** start RAW DATA **
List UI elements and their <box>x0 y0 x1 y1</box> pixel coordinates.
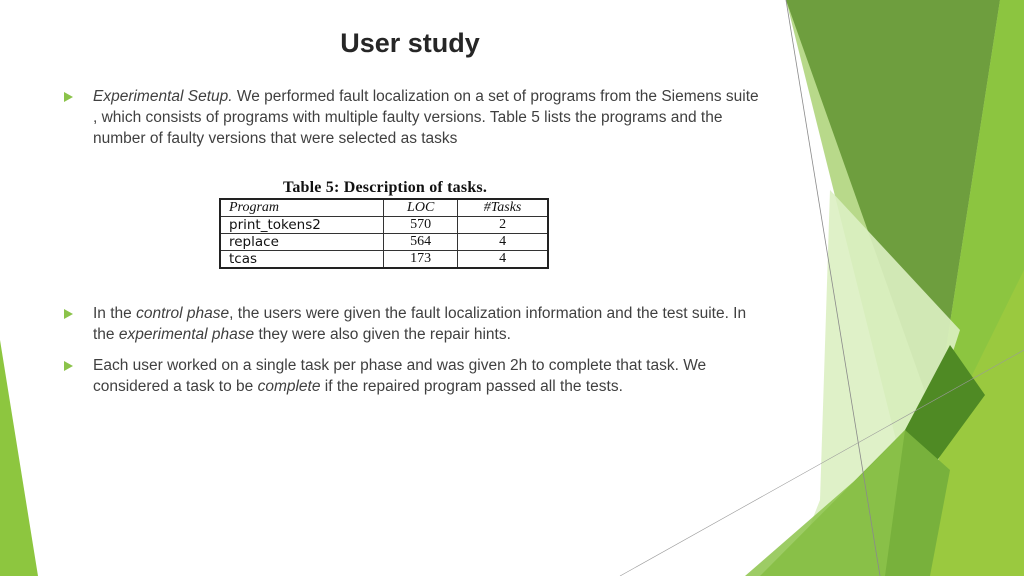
bullet-segment: Each user worked on a single task per phase and was given 2h to complete that task. We considered a task to be <box>93 357 707 395</box>
bullet-italic-segment: control phase <box>136 305 230 322</box>
tasks-table <box>219 198 549 269</box>
bullet-control-phase <box>64 303 764 345</box>
table-caption: Table 5: Description of tasks. <box>282 179 488 196</box>
bullet-segment: We performed fault localization on a set of programs from the Siemens suite , which consists of programs with multiple faulty versions. Table 5 lists the programs and the number of faulty versions that were selected as tasks <box>93 88 759 147</box>
table-cell-loc: 564 <box>384 234 458 251</box>
table-row <box>220 234 548 251</box>
table-row <box>220 217 548 234</box>
bullet-task-completion <box>64 355 764 397</box>
bullet-segment: if the repaired program passed all the tests. <box>320 378 623 395</box>
bullet-text <box>93 86 764 149</box>
table-cell-tasks: 4 <box>458 234 548 251</box>
bullet-italic-segment: complete <box>257 378 321 395</box>
bullet-italic-segment: experimental phase <box>118 326 255 343</box>
bullet-experimental-setup <box>64 86 764 149</box>
bullet-text <box>93 355 764 397</box>
table-header-row <box>220 199 548 217</box>
triangle-right-icon <box>64 361 73 371</box>
table-header-tasks: #Tasks <box>458 199 548 217</box>
table-cell-program: print_tokens2 <box>220 217 384 234</box>
table-cell-tasks: 4 <box>458 251 548 269</box>
bullet-segment: In the <box>93 305 137 322</box>
table-cell-program: tcas <box>220 251 384 269</box>
left-corner-shape <box>0 340 38 576</box>
table-cell-loc: 173 <box>384 251 458 269</box>
table-cell-program: replace <box>220 234 384 251</box>
bullet-text <box>93 303 764 345</box>
table-cell-tasks: 2 <box>458 217 548 234</box>
page-title: User study <box>340 28 480 58</box>
bullet-italic-segment: Experimental Setup. <box>93 88 233 105</box>
table-cell-loc: 570 <box>384 217 458 234</box>
bullet-segment: , the users were given the fault localization information and the test suite. In the <box>93 305 747 343</box>
bullet-segment: they were also given the repair hints. <box>254 326 511 343</box>
triangle-right-icon <box>64 309 73 319</box>
table-header-program: Program <box>220 199 384 217</box>
triangle-right-icon <box>64 92 73 102</box>
table-row <box>220 251 548 269</box>
table-header-loc: LOC <box>384 199 458 217</box>
tasks-table-figure <box>219 178 551 269</box>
** end RAW DATA **
• _EXERCISE DIRECTIONS_
Reproduce every line of the listing above without any changes, and omit the pictures from your answer.

• _TASK ANSWER_
List UI elements and their <box>x0 y0 x1 y1</box> pixel coordinates.
bullet-segment: Each user worked on a single task per phase and was given 2h to complete that task. We considered a task to be <box>93 357 707 395</box>
bullet-italic-segment: control phase <box>136 305 230 322</box>
tasks-table <box>219 198 549 269</box>
bullet-control-phase <box>64 303 764 345</box>
table-caption: Table 5: Description of tasks. <box>282 179 488 196</box>
bullet-segment: We performed fault localization on a set of programs from the Siemens suite , which consists of programs with multiple faulty versions. Table 5 lists the programs and the number of faulty versions that were selected as tasks <box>93 88 759 147</box>
table-cell-loc: 564 <box>384 234 458 251</box>
table-row <box>220 234 548 251</box>
table-row <box>220 217 548 234</box>
bullet-task-completion <box>64 355 764 397</box>
bullet-segment: if the repaired program passed all the tests. <box>320 378 623 395</box>
bullet-text <box>93 86 764 149</box>
table-cell-tasks: 4 <box>458 234 548 251</box>
bullet-italic-segment: complete <box>257 378 321 395</box>
bullet-italic-segment: experimental phase <box>118 326 255 343</box>
bullet-experimental-setup <box>64 86 764 149</box>
bullet-text <box>93 355 764 397</box>
table-header-row <box>220 199 548 217</box>
triangle-right-icon <box>64 361 73 371</box>
table-header-tasks: #Tasks <box>458 199 548 217</box>
table-cell-program: print_tokens2 <box>220 217 384 234</box>
table-cell-tasks: 4 <box>458 251 548 269</box>
bullet-segment: In the <box>93 305 137 322</box>
table-cell-program: tcas <box>220 251 384 269</box>
left-corner-shape <box>0 340 38 576</box>
table-cell-loc: 173 <box>384 251 458 269</box>
table-cell-program: replace <box>220 234 384 251</box>
bullet-text <box>93 303 764 345</box>
table-cell-tasks: 2 <box>458 217 548 234</box>
page-title: User study <box>340 28 480 58</box>
bullet-italic-segment: Experimental Setup. <box>93 88 233 105</box>
table-cell-loc: 570 <box>384 217 458 234</box>
bullet-segment: , the users were given the fault localization information and the test suite. In the <box>93 305 747 343</box>
bullet-segment: they were also given the repair hints. <box>254 326 511 343</box>
triangle-right-icon <box>64 309 73 319</box>
table-header-program: Program <box>220 199 384 217</box>
triangle-right-icon <box>64 92 73 102</box>
table-row <box>220 251 548 269</box>
table-header-loc: LOC <box>384 199 458 217</box>
tasks-table-figure <box>219 178 551 269</box>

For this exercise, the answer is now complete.